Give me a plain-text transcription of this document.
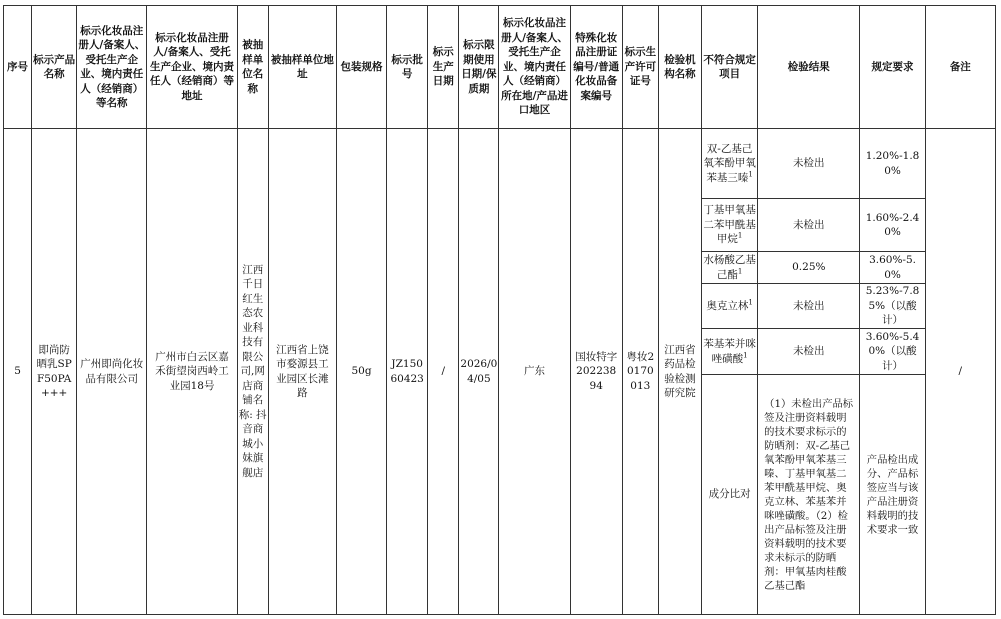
序号	标示产品名称	标示化妆品注册人/备案人、受托生产企业、境内责任人（经销商）等名称	标示化妆品注册人/备案人、受托生产企业、境内责任人（经销商）等地址	被抽样单位名称	被抽样单位地址	包装规格	标示批号	标示生产日期	标示限期使用日期/保质期	标示化妆品注册人/备案人、受托生产企业、境内责任人（经销商）所在地/产品进口地区	特殊化妆品注册证编号/普通化妆品备案编号	标示生产许可证号	检验机构名称	不符合规定项目	检验结果	规定要求	备注
5	即尚防晒乳SPF50PA+++	广州即尚化妆品有限公司	广州市白云区嘉禾街望岗西岭工业园18号	江西千日红生态农业科技有限公司,网店商铺名称: 抖音商城小妹旗舰店	江西省上饶市婺源县工业园区长滩路	50g	JZ15060423	/	2026/04/05	广东	国妆特字20223894	粤妆20170013	江西省药品检验检测研究院	双-乙基己氧苯酚甲氧苯基三嗪$^1$	未检出	1.20%-1.80%	/
														丁基甲氧基二苯甲酰基甲烷$^1$	未检出	1.60%-2.40%	
														水杨酸乙基己酯$^1$	0.25%	3.60%-5.0%	
														奥克立林$^1$	未检出	5.23%-7.85%（以酸计）	
														苯基苯并咪唑磺酸$^1$	未检出	3.60%-5.40%（以酸计）	
														成分比对	（1）未检出产品标签及注册资料载明的技术要求标示的防晒剂：双-乙基己氧苯酚甲氧苯基三嗪、丁基甲氧基二苯甲酰基甲烷、奥克立林、苯基苯并咪唑磺酸。（2）检出产品标签及注册资料载明的技术要求未标示的防晒剂：甲氧基肉桂酸乙基己酯	产品检出成分、产品标签应当与该产品注册资料载明的技术要求一致	
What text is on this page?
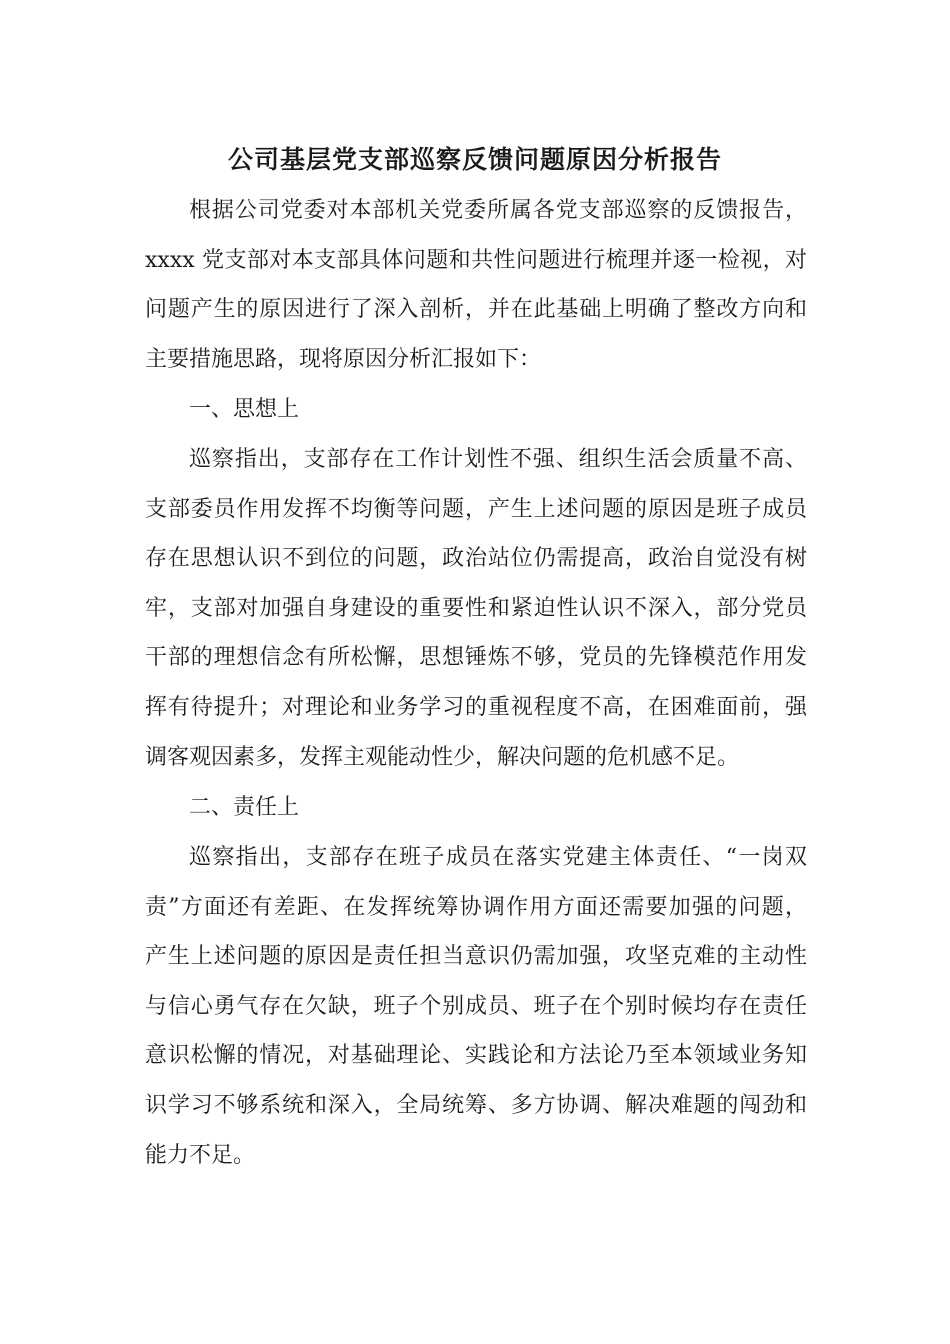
公司基层党支部巡察反馈问题原因分析报告
根据公司党委对本部机关党委所属各党支部巡察的反馈报告，
xxxx 党支部对本支部具体问题和共性问题进行梳理并逐一检视，对
问题产生的原因进行了深入剖析，并在此基础上明确了整改方向和
主要措施思路，现将原因分析汇报如下：
一、思想上
巡察指出，支部存在工作计划性不强、组织生活会质量不高、
支部委员作用发挥不均衡等问题，产生上述问题的原因是班子成员
存在思想认识不到位的问题，政治站位仍需提高，政治自觉没有树
牢，支部对加强自身建设的重要性和紧迫性认识不深入，部分党员
干部的理想信念有所松懈，思想锤炼不够，党员的先锋模范作用发
挥有待提升；对理论和业务学习的重视程度不高，在困难面前，强
调客观因素多，发挥主观能动性少，解决问题的危机感不足。
二、责任上
巡察指出，支部存在班子成员在落实党建主体责任、“一岗双
责”方面还有差距、在发挥统筹协调作用方面还需要加强的问题，
产生上述问题的原因是责任担当意识仍需加强，攻坚克难的主动性
与信心勇气存在欠缺，班子个别成员、班子在个别时候均存在责任
意识松懈的情况，对基础理论、实践论和方法论乃至本领域业务知
识学习不够系统和深入，全局统筹、多方协调、解决难题的闯劲和
能力不足。
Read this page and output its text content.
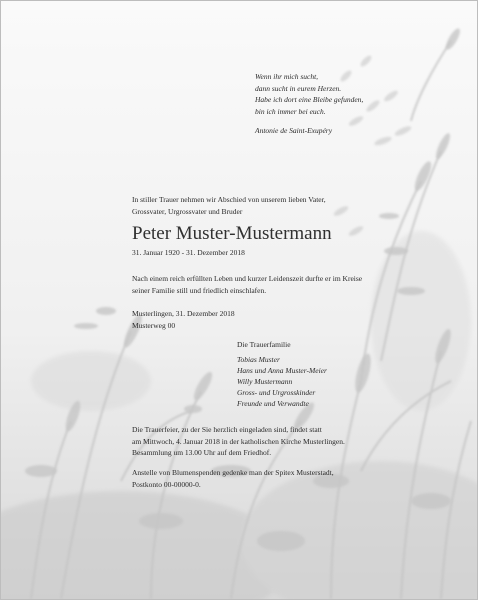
Wenn ihr mich sucht,
dann sucht in eurem Herzen.
Habe ich dort eine Bleibe gefunden,
bin ich immer bei euch.
Antonie de Saint-Exupéry
In stiller Trauer nehmen wir Abschied von unserem lieben Vater,
Grossvater, Urgrossvater und Bruder
Peter Muster-Mustermann
31. Januar 1920 - 31. Dezember 2018
Nach einem reich erfüllten Leben und kurzer Leidenszeit durfte er im Kreise
seiner Familie still und friedlich einschlafen.
Musterlingen, 31. Dezember 2018
Musterweg 00
Die Trauerfamilie
Tobias Muster
Hans und Anna Muster-Meier
Willy Mustermann
Gross- und Urgrosskinder
Freunde und Verwandte
Die Trauerfeier, zu der Sie herzlich eingeladen sind, findet statt
am Mittwoch, 4. Januar 2018 in der katholischen Kirche Musterlingen.
Besammlung um 13.00 Uhr auf dem Friedhof.
Anstelle von Blumenspenden gedenke man der Spitex Musterstadt,
Postkonto 00-00000-0.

■ ■ ■ ■ ■

Request: Copy everything in the records above except the pictures, exactly as written.

Task result:
Give me a plain-text transcription of this document.
序号	标示产品名称	标示化妆品注册人/备案人、受托生产企业、境内责任人（经销商）等名称	标示化妆品注册人/备案人、受托生产企业、境内责任人（经销商）等地址	被抽样单位名称	被抽样单位地址	包装规格	标示批号	标示生产日期	标示限期使用日期/保质期	标示化妆品注册人/备案人、受托生产企业、境内责任人（经销商）所在地/产品进口地区	特殊化妆品注册证编号/普通化妆品备案编号	标示生产许可证号	检验机构名称	不符合规定项目	检验结果	规定要求	备注
5	即尚防晒乳SPF50PA+++	广州即尚化妆品有限公司	广州市白云区嘉禾街望岗西岭工业园18号	江西千日红生态农业科技有限公司,网店商铺名称: 抖音商城小妹旗舰店	江西省上饶市婺源县工业园区长滩路	50g	JZ15060423	/	2026/04/05	广东	国妆特字20223894	粤妆20170013	江西省药品检验检测研究院	双-乙基己氧苯酚甲氧苯基三嗪$^1$	未检出	1.20%-1.80%	/
														丁基甲氧基二苯甲酰基甲烷$^1$	未检出	1.60%-2.40%	
														水杨酸乙基己酯$^1$	0.25%	3.60%-5.0%	
														奥克立林$^1$	未检出	5.23%-7.85%（以酸计）	
														苯基苯并咪唑磺酸$^1$	未检出	3.60%-5.40%（以酸计）	
														成分比对	（1）未检出产品标签及注册资料载明的技术要求标示的防晒剂：双-乙基己氧苯酚甲氧苯基三嗪、丁基甲氧基二苯甲酰基甲烷、奥克立林、苯基苯并咪唑磺酸。（2）检出产品标签及注册资料载明的技术要求未标示的防晒剂：甲氧基肉桂酸乙基己酯	产品检出成分、产品标签应当与该产品注册资料载明的技术要求一致	
What text is on this page?
公司基层党支部巡察反馈问题原因分析报告
根据公司党委对本部机关党委所属各党支部巡察的反馈报告，
xxxx 党支部对本支部具体问题和共性问题进行梳理并逐一检视，对
问题产生的原因进行了深入剖析，并在此基础上明确了整改方向和
主要措施思路，现将原因分析汇报如下：
一、思想上
巡察指出，支部存在工作计划性不强、组织生活会质量不高、
支部委员作用发挥不均衡等问题，产生上述问题的原因是班子成员
存在思想认识不到位的问题，政治站位仍需提高，政治自觉没有树
牢，支部对加强自身建设的重要性和紧迫性认识不深入，部分党员
干部的理想信念有所松懈，思想锤炼不够，党员的先锋模范作用发
挥有待提升；对理论和业务学习的重视程度不高，在困难面前，强
调客观因素多，发挥主观能动性少，解决问题的危机感不足。
二、责任上
巡察指出，支部存在班子成员在落实党建主体责任、“一岗双
责”方面还有差距、在发挥统筹协调作用方面还需要加强的问题，
产生上述问题的原因是责任担当意识仍需加强，攻坚克难的主动性
与信心勇气存在欠缺，班子个别成员、班子在个别时候均存在责任
意识松懈的情况，对基础理论、实践论和方法论乃至本领域业务知
识学习不够系统和深入，全局统筹、多方协调、解决难题的闯劲和
能力不足。
Read this page and output its text content.
Wenn ihr mich sucht,
dann sucht in eurem Herzen.
Habe ich dort eine Bleibe gefunden,
bin ich immer bei euch.
Antonie de Saint-Exupéry
In stiller Trauer nehmen wir Abschied von unserem lieben Vater,
Grossvater, Urgrossvater und Bruder
Peter Muster-Mustermann
31. Januar 1920 - 31. Dezember 2018
Nach einem reich erfüllten Leben und kurzer Leidenszeit durfte er im Kreise
seiner Familie still und friedlich einschlafen.
Musterlingen, 31. Dezember 2018
Musterweg 00
Die Trauerfamilie
Tobias Muster
Hans und Anna Muster-Meier
Willy Mustermann
Gross- und Urgrosskinder
Freunde und Verwandte
Die Trauerfeier, zu der Sie herzlich eingeladen sind, findet statt
am Mittwoch, 4. Januar 2018 in der katholischen Kirche Musterlingen.
Besammlung um 13.00 Uhr auf dem Friedhof.
Anstelle von Blumenspenden gedenke man der Spitex Musterstadt,
Postkonto 00-00000-0.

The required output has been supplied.